- **Short exercise**
Write out all of the data without omission, exactly as shown.

- **Data in this exercise**
########
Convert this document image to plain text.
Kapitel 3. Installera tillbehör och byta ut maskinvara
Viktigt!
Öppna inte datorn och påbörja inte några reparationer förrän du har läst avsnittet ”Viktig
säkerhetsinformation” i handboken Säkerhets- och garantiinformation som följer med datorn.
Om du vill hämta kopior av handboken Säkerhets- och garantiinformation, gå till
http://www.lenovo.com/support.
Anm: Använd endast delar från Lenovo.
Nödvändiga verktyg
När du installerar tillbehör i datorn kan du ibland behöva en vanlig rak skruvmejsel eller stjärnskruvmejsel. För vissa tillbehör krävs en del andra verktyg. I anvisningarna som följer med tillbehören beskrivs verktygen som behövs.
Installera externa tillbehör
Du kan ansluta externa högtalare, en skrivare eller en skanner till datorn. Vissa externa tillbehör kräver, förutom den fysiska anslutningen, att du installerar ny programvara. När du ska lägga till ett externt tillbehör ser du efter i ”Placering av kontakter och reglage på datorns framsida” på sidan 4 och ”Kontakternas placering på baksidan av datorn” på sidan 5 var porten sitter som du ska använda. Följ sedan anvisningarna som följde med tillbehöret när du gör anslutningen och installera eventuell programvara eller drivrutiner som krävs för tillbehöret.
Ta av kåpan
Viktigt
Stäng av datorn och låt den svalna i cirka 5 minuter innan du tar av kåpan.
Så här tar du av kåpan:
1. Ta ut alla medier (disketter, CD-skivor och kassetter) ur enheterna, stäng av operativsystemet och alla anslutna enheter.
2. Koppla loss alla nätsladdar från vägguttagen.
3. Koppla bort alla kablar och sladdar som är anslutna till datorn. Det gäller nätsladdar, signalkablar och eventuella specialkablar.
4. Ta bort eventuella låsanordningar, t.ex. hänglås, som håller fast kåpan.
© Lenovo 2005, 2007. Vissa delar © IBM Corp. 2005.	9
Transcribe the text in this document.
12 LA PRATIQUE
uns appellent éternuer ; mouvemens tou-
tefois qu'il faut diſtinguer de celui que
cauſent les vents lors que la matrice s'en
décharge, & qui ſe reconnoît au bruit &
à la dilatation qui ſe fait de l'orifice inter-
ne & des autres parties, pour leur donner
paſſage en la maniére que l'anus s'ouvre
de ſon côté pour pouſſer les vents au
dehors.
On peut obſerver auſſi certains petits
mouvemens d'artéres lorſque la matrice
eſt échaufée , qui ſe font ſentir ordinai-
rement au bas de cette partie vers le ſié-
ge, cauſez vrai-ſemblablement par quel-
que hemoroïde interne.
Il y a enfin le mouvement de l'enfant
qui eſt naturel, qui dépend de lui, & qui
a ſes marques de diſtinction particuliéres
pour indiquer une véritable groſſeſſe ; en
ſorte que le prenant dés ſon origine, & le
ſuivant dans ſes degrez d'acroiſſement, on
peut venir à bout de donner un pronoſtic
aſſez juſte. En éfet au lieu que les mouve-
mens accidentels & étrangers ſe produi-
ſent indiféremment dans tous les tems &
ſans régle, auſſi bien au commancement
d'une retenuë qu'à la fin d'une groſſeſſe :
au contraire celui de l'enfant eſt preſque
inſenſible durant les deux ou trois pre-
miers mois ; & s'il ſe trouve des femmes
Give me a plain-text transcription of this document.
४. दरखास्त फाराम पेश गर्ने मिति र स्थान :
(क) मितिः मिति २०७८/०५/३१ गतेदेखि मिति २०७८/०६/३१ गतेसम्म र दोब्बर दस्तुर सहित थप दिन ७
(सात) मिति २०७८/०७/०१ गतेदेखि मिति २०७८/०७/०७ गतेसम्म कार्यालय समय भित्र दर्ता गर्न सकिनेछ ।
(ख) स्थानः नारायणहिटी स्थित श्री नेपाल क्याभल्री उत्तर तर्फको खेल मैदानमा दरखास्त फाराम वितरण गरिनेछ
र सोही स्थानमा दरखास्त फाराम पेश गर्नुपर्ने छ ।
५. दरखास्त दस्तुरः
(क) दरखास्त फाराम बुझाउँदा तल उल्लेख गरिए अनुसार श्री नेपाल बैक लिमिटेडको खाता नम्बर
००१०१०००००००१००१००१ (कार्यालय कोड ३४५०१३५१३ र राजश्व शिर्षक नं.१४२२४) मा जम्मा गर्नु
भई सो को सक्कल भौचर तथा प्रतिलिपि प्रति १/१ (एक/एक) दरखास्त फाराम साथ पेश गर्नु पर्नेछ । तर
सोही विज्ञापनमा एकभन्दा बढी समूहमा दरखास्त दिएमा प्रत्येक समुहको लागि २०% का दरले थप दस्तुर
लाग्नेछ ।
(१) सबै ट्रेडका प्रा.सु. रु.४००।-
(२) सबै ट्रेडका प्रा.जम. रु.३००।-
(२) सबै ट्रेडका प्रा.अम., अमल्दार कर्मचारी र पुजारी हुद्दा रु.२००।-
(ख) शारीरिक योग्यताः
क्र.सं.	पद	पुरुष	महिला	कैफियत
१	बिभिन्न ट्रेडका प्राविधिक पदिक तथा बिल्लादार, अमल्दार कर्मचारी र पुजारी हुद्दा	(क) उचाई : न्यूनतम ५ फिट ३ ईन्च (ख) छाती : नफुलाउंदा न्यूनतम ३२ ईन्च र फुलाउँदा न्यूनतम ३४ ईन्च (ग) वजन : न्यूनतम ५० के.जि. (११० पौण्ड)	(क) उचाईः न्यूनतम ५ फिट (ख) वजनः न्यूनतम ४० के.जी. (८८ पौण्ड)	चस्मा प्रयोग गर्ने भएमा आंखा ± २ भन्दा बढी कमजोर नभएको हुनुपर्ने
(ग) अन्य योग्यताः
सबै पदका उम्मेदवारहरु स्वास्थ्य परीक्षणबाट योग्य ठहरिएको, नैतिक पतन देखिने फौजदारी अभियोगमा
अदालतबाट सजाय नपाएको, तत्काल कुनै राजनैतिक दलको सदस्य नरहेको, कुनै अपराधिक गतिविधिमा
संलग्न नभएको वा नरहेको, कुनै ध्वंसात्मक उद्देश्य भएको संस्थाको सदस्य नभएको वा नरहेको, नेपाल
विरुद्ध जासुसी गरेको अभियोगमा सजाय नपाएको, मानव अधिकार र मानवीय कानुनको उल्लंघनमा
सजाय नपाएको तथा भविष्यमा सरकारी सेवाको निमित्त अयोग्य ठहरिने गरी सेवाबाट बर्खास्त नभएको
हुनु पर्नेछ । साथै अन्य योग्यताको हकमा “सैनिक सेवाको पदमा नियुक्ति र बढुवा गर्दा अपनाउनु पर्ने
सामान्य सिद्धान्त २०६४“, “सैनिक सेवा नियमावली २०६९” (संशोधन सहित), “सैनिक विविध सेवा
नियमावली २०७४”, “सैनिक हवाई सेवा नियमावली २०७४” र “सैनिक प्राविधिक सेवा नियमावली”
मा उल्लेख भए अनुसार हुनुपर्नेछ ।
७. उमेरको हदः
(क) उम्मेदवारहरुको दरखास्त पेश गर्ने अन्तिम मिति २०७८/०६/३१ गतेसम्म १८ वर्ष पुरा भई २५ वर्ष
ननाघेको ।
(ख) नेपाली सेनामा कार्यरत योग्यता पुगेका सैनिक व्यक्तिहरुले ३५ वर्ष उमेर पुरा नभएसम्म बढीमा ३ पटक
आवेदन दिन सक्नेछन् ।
########
- **Final answer**
Convert this document image to plain text.
Kapitel 3. Installera tillbehör och byta ut maskinvara
Viktigt!
Öppna inte datorn och påbörja inte några reparationer förrän du har läst avsnittet ”Viktig
säkerhetsinformation” i handboken Säkerhets- och garantiinformation som följer med datorn.
Om du vill hämta kopior av handboken Säkerhets- och garantiinformation, gå till
http://www.lenovo.com/support.
Anm: Använd endast delar från Lenovo.
Nödvändiga verktyg
När du installerar tillbehör i datorn kan du ibland behöva en vanlig rak skruvmejsel eller stjärnskruvmejsel. För vissa tillbehör krävs en del andra verktyg. I anvisningarna som följer med tillbehören beskrivs verktygen som behövs.
Installera externa tillbehör
Du kan ansluta externa högtalare, en skrivare eller en skanner till datorn. Vissa externa tillbehör kräver, förutom den fysiska anslutningen, att du installerar ny programvara. När du ska lägga till ett externt tillbehör ser du efter i ”Placering av kontakter och reglage på datorns framsida” på sidan 4 och ”Kontakternas placering på baksidan av datorn” på sidan 5 var porten sitter som du ska använda. Följ sedan anvisningarna som följde med tillbehöret när du gör anslutningen och installera eventuell programvara eller drivrutiner som krävs för tillbehöret.
Ta av kåpan
Viktigt
Stäng av datorn och låt den svalna i cirka 5 minuter innan du tar av kåpan.
Så här tar du av kåpan:
1. Ta ut alla medier (disketter, CD-skivor och kassetter) ur enheterna, stäng av operativsystemet och alla anslutna enheter.
2. Koppla loss alla nätsladdar från vägguttagen.
3. Koppla bort alla kablar och sladdar som är anslutna till datorn. Det gäller nätsladdar, signalkablar och eventuella specialkablar.
4. Ta bort eventuella låsanordningar, t.ex. hänglås, som håller fast kåpan.
© Lenovo 2005, 2007. Vissa delar © IBM Corp. 2005.	9
Transcribe the text in this document.
12 LA PRATIQUE
uns appellent éternuer ; mouvemens tou-
tefois qu'il faut diſtinguer de celui que
cauſent les vents lors que la matrice s'en
décharge, & qui ſe reconnoît au bruit &
à la dilatation qui ſe fait de l'orifice inter-
ne & des autres parties, pour leur donner
paſſage en la maniére que l'anus s'ouvre
de ſon côté pour pouſſer les vents au
dehors.
On peut obſerver auſſi certains petits
mouvemens d'artéres lorſque la matrice
eſt échaufée , qui ſe font ſentir ordinai-
rement au bas de cette partie vers le ſié-
ge, cauſez vrai-ſemblablement par quel-
que hemoroïde interne.
Il y a enfin le mouvement de l'enfant
qui eſt naturel, qui dépend de lui, & qui
a ſes marques de diſtinction particuliéres
pour indiquer une véritable groſſeſſe ; en
ſorte que le prenant dés ſon origine, & le
ſuivant dans ſes degrez d'acroiſſement, on
peut venir à bout de donner un pronoſtic
aſſez juſte. En éfet au lieu que les mouve-
mens accidentels & étrangers ſe produi-
ſent indiféremment dans tous les tems &
ſans régle, auſſi bien au commancement
d'une retenuë qu'à la fin d'une groſſeſſe :
au contraire celui de l'enfant eſt preſque
inſenſible durant les deux ou trois pre-
miers mois ; & s'il ſe trouve des femmes
Give me a plain-text transcription of this document.
४. दरखास्त फाराम पेश गर्ने मिति र स्थान :
(क) मितिः मिति २०७८/०५/३१ गतेदेखि मिति २०७८/०६/३१ गतेसम्म र दोब्बर दस्तुर सहित थप दिन ७
(सात) मिति २०७८/०७/०१ गतेदेखि मिति २०७८/०७/०७ गतेसम्म कार्यालय समय भित्र दर्ता गर्न सकिनेछ ।
(ख) स्थानः नारायणहिटी स्थित श्री नेपाल क्याभल्री उत्तर तर्फको खेल मैदानमा दरखास्त फाराम वितरण गरिनेछ
र सोही स्थानमा दरखास्त फाराम पेश गर्नुपर्ने छ ।
५. दरखास्त दस्तुरः
(क) दरखास्त फाराम बुझाउँदा तल उल्लेख गरिए अनुसार श्री नेपाल बैक लिमिटेडको खाता नम्बर
००१०१०००००००१००१००१ (कार्यालय कोड ३४५०१३५१३ र राजश्व शिर्षक नं.१४२२४) मा जम्मा गर्नु
भई सो को सक्कल भौचर तथा प्रतिलिपि प्रति १/१ (एक/एक) दरखास्त फाराम साथ पेश गर्नु पर्नेछ । तर
सोही विज्ञापनमा एकभन्दा बढी समूहमा दरखास्त दिएमा प्रत्येक समुहको लागि २०% का दरले थप दस्तुर
लाग्नेछ ।
(१) सबै ट्रेडका प्रा.सु. रु.४००।-
(२) सबै ट्रेडका प्रा.जम. रु.३००।-
(२) सबै ट्रेडका प्रा.अम., अमल्दार कर्मचारी र पुजारी हुद्दा रु.२००।-
(ख) शारीरिक योग्यताः
क्र.सं.	पद	पुरुष	महिला	कैफियत
१	बिभिन्न ट्रेडका प्राविधिक पदिक तथा बिल्लादार, अमल्दार कर्मचारी र पुजारी हुद्दा	(क) उचाई : न्यूनतम ५ फिट ३ ईन्च (ख) छाती : नफुलाउंदा न्यूनतम ३२ ईन्च र फुलाउँदा न्यूनतम ३४ ईन्च (ग) वजन : न्यूनतम ५० के.जि. (११० पौण्ड)	(क) उचाईः न्यूनतम ५ फिट (ख) वजनः न्यूनतम ४० के.जी. (८८ पौण्ड)	चस्मा प्रयोग गर्ने भएमा आंखा ± २ भन्दा बढी कमजोर नभएको हुनुपर्ने
(ग) अन्य योग्यताः
सबै पदका उम्मेदवारहरु स्वास्थ्य परीक्षणबाट योग्य ठहरिएको, नैतिक पतन देखिने फौजदारी अभियोगमा
अदालतबाट सजाय नपाएको, तत्काल कुनै राजनैतिक दलको सदस्य नरहेको, कुनै अपराधिक गतिविधिमा
संलग्न नभएको वा नरहेको, कुनै ध्वंसात्मक उद्देश्य भएको संस्थाको सदस्य नभएको वा नरहेको, नेपाल
विरुद्ध जासुसी गरेको अभियोगमा सजाय नपाएको, मानव अधिकार र मानवीय कानुनको उल्लंघनमा
सजाय नपाएको तथा भविष्यमा सरकारी सेवाको निमित्त अयोग्य ठहरिने गरी सेवाबाट बर्खास्त नभएको
हुनु पर्नेछ । साथै अन्य योग्यताको हकमा “सैनिक सेवाको पदमा नियुक्ति र बढुवा गर्दा अपनाउनु पर्ने
सामान्य सिद्धान्त २०६४“, “सैनिक सेवा नियमावली २०६९” (संशोधन सहित), “सैनिक विविध सेवा
नियमावली २०७४”, “सैनिक हवाई सेवा नियमावली २०७४” र “सैनिक प्राविधिक सेवा नियमावली”
मा उल्लेख भए अनुसार हुनुपर्नेछ ।
७. उमेरको हदः
(क) उम्मेदवारहरुको दरखास्त पेश गर्ने अन्तिम मिति २०७८/०६/३१ गतेसम्म १८ वर्ष पुरा भई २५ वर्ष
ननाघेको ।
(ख) नेपाली सेनामा कार्यरत योग्यता पुगेका सैनिक व्यक्तिहरुले ३५ वर्ष उमेर पुरा नभएसम्म बढीमा ३ पटक
आवेदन दिन सक्नेछन् ।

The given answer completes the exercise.